→ Your goal:
Count every line in the data below where "name" occurs, then state that number and nothing more.
════
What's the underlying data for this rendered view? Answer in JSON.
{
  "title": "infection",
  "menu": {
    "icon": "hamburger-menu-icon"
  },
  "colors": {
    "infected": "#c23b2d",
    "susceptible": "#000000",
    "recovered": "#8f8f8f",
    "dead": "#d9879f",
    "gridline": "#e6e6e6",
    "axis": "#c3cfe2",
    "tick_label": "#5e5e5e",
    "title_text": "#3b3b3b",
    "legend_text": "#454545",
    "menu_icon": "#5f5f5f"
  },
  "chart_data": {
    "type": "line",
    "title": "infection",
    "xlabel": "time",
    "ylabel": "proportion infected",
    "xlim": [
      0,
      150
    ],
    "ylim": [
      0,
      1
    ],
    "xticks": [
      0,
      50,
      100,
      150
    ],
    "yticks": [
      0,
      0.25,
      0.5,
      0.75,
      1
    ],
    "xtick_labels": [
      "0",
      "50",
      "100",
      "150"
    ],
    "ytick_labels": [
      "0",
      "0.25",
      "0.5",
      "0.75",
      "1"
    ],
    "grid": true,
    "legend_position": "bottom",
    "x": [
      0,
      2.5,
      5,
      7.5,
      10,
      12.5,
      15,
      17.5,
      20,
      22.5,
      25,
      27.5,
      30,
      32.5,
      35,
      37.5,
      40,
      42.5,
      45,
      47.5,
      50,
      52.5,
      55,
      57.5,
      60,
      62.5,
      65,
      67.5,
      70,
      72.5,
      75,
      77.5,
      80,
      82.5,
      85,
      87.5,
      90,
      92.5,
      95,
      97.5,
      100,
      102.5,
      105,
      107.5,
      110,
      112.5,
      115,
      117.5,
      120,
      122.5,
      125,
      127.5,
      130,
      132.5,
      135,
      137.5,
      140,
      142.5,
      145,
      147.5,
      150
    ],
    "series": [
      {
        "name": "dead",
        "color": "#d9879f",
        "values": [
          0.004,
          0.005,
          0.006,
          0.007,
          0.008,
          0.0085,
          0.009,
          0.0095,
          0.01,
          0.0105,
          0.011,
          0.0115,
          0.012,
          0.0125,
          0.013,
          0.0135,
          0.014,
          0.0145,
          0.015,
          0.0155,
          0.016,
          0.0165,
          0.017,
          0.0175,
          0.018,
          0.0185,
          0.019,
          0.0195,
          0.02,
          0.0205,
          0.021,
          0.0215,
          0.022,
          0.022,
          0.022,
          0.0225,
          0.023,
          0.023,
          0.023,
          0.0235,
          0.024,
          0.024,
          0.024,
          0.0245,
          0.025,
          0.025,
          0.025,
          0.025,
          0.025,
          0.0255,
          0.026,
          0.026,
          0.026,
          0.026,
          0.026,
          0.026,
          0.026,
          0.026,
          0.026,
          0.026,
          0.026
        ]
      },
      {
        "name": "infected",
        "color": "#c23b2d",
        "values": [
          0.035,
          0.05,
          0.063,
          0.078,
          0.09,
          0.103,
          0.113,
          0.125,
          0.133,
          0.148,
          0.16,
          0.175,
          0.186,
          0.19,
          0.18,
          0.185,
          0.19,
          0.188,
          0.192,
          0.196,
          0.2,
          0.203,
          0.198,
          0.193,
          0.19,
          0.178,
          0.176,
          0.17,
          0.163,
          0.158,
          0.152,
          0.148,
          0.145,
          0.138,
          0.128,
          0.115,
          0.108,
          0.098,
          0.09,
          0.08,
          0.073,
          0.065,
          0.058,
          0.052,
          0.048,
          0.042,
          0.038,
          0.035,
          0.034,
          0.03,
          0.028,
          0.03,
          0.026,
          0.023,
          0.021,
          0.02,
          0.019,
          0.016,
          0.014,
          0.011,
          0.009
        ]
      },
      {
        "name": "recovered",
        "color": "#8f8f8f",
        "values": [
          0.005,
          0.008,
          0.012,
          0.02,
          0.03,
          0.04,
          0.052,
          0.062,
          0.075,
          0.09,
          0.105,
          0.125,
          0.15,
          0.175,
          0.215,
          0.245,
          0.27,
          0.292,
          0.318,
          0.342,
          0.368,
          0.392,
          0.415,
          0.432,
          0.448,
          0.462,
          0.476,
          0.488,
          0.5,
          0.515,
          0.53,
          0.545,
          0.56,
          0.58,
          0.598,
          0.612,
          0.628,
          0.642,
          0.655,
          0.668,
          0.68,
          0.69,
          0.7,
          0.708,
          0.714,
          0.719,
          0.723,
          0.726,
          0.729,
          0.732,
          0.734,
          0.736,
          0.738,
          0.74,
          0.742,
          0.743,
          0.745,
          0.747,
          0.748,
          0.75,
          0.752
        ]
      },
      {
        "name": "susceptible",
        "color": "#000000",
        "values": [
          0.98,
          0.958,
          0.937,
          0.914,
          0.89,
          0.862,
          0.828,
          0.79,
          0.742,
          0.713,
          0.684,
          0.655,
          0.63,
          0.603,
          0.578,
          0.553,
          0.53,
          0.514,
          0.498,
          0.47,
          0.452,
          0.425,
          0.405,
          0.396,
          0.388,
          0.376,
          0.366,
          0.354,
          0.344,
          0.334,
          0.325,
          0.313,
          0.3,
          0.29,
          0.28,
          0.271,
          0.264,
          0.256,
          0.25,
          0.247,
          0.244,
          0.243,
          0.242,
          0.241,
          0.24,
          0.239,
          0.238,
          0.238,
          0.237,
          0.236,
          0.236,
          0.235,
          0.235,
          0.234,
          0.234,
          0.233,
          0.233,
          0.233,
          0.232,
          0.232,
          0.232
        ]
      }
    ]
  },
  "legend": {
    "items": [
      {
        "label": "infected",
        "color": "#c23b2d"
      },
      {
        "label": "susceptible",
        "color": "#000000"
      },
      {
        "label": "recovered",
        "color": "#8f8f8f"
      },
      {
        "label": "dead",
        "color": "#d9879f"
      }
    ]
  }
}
════
→ Response for this exercise:
4